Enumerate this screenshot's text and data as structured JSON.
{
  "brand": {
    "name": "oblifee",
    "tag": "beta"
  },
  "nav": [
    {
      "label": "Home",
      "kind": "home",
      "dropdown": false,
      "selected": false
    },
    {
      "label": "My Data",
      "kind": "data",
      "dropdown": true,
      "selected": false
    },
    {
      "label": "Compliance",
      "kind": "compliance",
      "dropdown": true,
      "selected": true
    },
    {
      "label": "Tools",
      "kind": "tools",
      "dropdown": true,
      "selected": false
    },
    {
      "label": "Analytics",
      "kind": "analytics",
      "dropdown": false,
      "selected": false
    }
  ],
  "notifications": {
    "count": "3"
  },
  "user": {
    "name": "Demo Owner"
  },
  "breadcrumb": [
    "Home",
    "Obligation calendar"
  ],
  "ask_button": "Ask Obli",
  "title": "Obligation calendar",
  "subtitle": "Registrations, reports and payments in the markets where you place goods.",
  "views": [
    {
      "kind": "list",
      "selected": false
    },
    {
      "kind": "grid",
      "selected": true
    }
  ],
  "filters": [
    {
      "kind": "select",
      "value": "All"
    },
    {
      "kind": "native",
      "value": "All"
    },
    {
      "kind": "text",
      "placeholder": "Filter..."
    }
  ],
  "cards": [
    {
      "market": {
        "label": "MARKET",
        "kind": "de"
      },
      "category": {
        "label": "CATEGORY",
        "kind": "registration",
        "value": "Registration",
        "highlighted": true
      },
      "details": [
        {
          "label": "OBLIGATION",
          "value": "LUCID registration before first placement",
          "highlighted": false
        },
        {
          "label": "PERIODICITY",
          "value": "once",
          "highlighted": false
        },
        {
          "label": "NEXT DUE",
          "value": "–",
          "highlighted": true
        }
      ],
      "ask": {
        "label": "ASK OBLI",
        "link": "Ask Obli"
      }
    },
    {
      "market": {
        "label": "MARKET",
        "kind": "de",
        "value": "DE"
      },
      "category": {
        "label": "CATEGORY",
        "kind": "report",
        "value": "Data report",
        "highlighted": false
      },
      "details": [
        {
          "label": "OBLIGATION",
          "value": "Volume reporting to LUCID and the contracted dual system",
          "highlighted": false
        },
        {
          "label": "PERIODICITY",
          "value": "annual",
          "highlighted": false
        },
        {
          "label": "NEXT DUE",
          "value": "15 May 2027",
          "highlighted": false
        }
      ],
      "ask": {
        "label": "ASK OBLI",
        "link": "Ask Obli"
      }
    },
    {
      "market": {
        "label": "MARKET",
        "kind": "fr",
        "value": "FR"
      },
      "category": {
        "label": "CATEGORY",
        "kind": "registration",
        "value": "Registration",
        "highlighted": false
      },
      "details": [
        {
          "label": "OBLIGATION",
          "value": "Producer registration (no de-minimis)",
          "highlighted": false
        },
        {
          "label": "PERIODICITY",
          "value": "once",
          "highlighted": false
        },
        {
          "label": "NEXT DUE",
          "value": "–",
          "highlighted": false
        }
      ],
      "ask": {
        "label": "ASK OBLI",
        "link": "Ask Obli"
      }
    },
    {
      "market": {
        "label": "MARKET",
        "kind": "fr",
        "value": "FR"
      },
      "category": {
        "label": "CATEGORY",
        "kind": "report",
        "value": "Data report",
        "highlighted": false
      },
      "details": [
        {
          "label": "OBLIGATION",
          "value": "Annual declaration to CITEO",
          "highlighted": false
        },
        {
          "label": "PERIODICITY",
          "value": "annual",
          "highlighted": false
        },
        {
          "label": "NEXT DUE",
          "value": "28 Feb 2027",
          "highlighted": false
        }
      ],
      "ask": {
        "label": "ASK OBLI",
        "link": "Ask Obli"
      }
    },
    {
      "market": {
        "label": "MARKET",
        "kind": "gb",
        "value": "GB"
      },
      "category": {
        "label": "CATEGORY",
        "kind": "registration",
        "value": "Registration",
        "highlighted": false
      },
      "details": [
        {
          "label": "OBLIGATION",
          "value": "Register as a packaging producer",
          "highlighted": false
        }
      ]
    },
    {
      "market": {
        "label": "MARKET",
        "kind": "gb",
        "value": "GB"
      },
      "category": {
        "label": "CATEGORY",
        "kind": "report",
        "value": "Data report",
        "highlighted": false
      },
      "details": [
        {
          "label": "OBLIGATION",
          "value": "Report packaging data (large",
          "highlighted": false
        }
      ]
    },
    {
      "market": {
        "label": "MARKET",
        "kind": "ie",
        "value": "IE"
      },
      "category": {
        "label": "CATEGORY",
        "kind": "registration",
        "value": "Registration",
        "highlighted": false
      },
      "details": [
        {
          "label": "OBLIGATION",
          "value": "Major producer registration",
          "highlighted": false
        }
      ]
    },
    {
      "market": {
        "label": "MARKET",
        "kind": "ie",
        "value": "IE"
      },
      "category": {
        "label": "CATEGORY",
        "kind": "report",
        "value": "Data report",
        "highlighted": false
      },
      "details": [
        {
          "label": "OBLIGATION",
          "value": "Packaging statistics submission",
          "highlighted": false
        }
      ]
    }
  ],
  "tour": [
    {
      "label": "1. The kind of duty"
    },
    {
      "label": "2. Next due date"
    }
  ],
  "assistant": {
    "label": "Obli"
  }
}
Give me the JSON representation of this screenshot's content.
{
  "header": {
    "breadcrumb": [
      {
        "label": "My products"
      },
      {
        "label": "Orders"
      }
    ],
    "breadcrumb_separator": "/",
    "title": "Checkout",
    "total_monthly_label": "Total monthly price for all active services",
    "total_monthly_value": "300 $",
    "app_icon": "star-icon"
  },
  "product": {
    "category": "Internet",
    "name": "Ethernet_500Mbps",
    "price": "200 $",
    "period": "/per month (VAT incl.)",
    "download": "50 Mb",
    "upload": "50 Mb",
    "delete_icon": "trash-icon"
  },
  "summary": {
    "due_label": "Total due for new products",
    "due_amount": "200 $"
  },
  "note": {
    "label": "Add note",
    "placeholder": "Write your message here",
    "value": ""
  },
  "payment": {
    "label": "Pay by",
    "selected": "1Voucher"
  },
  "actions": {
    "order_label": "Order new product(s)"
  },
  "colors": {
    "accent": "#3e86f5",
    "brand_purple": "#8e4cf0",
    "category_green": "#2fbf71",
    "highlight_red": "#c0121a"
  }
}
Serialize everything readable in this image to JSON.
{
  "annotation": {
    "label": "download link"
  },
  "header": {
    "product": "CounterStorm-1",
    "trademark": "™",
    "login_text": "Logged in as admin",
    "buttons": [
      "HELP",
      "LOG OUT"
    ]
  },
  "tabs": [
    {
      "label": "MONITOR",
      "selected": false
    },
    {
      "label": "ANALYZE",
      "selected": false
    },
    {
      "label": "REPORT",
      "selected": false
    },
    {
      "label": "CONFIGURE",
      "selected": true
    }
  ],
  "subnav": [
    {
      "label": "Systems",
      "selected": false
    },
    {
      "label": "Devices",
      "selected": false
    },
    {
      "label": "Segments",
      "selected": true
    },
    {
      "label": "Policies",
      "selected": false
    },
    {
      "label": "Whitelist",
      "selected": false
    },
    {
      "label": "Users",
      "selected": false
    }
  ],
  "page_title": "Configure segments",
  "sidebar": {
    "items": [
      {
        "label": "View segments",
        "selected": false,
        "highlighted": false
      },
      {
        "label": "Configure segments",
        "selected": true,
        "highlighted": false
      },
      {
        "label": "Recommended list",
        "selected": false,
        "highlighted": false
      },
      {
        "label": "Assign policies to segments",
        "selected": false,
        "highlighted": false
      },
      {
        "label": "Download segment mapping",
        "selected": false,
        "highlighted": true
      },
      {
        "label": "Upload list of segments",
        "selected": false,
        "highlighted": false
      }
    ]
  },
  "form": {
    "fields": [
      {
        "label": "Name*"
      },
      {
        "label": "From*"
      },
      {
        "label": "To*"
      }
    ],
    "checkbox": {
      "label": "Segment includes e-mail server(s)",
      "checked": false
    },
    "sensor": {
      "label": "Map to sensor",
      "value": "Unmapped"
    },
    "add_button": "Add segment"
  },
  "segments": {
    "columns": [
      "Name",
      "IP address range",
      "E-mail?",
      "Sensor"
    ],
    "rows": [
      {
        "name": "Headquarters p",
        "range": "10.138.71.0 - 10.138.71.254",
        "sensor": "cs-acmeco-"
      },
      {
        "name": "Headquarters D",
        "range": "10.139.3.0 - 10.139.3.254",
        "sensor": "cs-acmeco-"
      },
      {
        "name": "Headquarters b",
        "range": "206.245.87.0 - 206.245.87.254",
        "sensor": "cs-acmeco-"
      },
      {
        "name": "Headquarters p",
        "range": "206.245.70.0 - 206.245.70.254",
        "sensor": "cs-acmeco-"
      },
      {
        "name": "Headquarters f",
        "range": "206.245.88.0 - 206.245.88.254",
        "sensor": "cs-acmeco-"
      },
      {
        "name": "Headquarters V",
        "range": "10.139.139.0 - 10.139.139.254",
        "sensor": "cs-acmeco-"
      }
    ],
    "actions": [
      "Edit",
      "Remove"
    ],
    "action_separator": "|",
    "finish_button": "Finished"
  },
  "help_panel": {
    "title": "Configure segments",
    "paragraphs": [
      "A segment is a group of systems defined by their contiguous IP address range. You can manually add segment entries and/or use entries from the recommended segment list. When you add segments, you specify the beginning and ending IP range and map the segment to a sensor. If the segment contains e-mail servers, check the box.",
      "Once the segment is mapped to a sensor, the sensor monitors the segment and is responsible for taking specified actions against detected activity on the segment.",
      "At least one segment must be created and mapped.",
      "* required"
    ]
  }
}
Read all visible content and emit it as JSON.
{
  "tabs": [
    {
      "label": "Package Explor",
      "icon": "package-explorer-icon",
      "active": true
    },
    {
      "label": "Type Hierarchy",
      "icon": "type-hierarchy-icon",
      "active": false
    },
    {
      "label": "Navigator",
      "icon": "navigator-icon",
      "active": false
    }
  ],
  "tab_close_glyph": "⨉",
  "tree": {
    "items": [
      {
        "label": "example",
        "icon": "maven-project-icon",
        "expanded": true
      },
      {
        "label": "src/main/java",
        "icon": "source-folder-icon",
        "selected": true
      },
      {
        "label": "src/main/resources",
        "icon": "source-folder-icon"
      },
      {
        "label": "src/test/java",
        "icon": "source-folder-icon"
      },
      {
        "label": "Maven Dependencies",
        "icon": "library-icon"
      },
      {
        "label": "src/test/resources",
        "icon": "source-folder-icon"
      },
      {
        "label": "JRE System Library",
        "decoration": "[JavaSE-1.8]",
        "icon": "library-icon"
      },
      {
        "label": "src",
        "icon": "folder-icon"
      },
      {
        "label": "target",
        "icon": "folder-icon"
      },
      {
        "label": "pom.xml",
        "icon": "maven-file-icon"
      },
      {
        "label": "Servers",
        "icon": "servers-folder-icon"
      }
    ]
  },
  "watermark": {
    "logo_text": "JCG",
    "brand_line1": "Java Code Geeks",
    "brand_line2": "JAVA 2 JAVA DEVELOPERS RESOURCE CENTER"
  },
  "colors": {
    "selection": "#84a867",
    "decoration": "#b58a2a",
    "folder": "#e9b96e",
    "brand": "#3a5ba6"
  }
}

Task requirements:
Search the preceding listing for the word "LUCID" and pull out every line that holds it.

Solution:
          "value": "LUCID registration before first placement",
          "value": "Volume reporting to LUCID and the contracted dual system",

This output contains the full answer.